◆ **Set problem**
Find every line in the records below that holds the word "peut", and copy each one.

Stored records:
++++++

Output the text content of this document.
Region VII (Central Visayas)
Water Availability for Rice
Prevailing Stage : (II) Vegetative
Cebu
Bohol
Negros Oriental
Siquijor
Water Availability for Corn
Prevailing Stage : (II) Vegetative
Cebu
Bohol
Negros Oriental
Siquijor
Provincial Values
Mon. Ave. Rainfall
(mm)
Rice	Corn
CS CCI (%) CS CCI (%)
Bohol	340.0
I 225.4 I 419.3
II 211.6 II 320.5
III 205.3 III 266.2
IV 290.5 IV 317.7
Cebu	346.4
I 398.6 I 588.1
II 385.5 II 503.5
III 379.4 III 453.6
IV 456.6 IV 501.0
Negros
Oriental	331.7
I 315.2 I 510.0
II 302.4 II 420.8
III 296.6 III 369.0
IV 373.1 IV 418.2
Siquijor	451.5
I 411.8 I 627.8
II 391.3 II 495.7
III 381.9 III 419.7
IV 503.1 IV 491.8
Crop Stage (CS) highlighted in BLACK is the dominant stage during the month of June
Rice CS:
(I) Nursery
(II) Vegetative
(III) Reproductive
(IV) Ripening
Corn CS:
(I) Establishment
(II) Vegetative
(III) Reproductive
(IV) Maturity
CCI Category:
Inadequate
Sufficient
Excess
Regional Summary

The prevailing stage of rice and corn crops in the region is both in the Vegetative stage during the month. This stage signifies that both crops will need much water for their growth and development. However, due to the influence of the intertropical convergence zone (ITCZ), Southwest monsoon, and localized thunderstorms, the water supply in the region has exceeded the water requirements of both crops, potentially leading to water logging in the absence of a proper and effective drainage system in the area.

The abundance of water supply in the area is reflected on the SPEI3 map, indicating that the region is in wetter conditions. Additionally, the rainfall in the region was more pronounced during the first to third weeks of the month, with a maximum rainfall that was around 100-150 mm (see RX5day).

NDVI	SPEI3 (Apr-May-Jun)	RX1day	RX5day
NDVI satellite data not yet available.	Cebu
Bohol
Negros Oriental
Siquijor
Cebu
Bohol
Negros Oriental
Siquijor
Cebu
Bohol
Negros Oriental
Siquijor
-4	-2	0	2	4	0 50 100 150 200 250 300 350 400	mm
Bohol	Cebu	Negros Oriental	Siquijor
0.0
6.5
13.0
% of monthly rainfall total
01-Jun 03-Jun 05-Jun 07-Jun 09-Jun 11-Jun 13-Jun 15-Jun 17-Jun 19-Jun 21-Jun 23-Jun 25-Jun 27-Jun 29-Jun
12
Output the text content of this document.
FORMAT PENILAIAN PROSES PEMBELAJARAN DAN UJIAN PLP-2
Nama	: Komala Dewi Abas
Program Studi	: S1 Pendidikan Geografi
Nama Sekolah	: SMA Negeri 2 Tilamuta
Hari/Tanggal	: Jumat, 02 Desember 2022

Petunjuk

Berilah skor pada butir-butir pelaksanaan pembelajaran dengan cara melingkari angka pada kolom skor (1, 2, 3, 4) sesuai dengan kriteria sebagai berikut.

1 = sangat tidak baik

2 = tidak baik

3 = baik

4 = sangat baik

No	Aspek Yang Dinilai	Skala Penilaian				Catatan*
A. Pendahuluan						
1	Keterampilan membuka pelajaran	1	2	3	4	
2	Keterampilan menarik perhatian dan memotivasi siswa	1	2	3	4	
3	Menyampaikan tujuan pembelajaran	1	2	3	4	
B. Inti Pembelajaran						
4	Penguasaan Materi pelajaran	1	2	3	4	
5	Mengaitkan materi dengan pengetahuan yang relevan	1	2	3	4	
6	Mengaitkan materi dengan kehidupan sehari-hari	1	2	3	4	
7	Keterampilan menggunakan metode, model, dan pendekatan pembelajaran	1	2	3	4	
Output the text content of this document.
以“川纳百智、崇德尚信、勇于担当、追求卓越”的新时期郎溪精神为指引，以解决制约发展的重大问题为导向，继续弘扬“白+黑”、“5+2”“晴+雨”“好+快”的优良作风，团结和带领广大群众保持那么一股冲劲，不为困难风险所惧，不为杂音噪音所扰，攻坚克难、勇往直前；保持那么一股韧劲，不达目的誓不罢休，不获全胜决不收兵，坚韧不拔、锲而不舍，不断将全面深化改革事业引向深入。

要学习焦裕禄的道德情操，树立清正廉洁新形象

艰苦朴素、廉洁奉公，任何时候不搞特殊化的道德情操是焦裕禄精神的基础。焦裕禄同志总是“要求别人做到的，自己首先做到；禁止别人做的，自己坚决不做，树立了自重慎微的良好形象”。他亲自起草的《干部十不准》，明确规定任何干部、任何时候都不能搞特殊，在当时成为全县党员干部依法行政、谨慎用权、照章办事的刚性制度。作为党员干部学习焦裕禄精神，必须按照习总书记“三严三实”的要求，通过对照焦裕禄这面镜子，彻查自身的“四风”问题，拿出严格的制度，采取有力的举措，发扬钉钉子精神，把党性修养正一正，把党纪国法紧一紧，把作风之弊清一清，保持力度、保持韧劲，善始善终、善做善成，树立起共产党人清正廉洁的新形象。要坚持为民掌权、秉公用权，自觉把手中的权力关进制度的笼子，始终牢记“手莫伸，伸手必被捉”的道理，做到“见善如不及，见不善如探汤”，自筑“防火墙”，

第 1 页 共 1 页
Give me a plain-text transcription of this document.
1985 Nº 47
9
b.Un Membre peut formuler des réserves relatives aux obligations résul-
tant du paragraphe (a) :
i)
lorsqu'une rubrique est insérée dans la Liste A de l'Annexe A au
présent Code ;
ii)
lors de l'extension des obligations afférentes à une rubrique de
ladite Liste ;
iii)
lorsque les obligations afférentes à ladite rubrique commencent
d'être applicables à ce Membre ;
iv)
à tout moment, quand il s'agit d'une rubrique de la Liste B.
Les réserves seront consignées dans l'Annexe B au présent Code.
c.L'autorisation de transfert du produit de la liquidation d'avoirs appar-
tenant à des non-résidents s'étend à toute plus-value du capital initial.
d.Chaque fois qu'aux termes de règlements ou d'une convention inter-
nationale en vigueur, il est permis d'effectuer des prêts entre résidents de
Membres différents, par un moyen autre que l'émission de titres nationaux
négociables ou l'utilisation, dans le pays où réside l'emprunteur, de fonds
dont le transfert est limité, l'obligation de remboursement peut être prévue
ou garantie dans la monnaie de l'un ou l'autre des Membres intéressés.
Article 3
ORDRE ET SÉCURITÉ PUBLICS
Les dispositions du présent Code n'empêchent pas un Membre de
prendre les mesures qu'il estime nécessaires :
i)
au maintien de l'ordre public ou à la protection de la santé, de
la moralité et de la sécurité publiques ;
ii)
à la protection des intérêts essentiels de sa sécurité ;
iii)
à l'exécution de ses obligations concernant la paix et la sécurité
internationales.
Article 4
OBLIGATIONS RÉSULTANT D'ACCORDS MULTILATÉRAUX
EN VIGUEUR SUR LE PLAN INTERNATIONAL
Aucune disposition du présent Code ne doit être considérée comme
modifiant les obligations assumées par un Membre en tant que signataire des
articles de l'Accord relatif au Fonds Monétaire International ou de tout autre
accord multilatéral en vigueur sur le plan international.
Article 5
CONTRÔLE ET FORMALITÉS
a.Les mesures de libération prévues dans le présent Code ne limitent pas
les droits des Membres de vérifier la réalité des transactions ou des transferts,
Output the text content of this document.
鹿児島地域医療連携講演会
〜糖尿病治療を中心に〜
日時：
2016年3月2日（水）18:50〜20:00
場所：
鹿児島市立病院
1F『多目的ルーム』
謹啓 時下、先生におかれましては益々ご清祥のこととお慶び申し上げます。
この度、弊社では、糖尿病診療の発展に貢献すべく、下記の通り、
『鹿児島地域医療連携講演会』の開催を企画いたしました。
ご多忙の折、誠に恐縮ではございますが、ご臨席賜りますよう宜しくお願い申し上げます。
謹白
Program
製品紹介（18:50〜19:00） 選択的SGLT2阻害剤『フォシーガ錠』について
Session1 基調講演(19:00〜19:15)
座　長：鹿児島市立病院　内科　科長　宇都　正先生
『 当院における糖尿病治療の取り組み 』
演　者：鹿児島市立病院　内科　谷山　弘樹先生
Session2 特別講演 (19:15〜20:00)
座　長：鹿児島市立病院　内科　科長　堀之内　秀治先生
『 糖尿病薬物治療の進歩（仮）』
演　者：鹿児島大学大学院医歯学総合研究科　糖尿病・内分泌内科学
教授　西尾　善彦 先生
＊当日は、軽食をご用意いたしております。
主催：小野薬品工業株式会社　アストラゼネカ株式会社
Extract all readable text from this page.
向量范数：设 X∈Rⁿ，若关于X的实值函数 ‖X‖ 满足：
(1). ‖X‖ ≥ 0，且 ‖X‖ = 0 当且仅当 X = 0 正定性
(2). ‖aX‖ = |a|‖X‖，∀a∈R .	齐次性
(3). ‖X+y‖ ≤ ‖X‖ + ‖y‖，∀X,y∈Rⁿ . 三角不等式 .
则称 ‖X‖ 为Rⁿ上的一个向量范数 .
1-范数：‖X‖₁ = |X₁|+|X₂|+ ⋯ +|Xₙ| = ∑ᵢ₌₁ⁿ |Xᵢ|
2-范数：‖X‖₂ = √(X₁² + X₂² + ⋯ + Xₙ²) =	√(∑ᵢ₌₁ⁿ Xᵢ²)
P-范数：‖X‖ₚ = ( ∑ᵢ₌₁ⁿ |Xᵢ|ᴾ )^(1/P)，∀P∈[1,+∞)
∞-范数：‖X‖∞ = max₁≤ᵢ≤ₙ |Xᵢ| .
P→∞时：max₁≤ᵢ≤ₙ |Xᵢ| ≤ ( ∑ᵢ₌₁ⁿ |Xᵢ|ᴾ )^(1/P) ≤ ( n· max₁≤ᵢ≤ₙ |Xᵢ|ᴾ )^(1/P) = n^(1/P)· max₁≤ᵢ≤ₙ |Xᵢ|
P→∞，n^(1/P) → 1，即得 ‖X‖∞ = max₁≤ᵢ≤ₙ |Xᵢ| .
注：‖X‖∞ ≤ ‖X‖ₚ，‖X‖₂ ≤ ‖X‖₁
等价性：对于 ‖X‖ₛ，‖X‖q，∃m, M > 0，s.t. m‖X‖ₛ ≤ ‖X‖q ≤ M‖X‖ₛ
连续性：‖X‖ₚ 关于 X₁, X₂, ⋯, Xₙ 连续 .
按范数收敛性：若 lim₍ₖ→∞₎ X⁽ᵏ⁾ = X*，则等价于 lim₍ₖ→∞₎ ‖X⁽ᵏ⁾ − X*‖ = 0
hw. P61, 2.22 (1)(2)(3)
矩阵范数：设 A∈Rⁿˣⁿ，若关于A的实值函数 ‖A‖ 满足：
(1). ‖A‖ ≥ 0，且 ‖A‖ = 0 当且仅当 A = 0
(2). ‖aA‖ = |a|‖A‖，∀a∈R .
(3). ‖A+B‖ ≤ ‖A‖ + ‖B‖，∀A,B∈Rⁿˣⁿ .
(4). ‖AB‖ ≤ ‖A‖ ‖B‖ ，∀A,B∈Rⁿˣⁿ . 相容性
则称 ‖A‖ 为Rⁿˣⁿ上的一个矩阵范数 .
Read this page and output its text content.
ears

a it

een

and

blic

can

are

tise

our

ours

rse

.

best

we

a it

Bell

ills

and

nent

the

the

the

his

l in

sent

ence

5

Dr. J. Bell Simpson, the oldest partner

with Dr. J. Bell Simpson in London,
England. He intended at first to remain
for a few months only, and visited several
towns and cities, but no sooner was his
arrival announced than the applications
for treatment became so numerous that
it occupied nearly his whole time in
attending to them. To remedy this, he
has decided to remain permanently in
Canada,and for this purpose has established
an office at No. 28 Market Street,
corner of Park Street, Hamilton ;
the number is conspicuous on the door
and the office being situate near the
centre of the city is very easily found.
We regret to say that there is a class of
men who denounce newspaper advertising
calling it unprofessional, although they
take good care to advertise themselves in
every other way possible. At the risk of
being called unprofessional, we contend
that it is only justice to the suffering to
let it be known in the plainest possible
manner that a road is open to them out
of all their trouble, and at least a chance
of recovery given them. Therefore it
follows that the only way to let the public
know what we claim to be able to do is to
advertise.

++++++

◆ **Exercise response**
b.Un Membre peut formuler des réserves relatives aux obligations résul-
dont le transfert est limité, l'obligation de remboursement peut être prévue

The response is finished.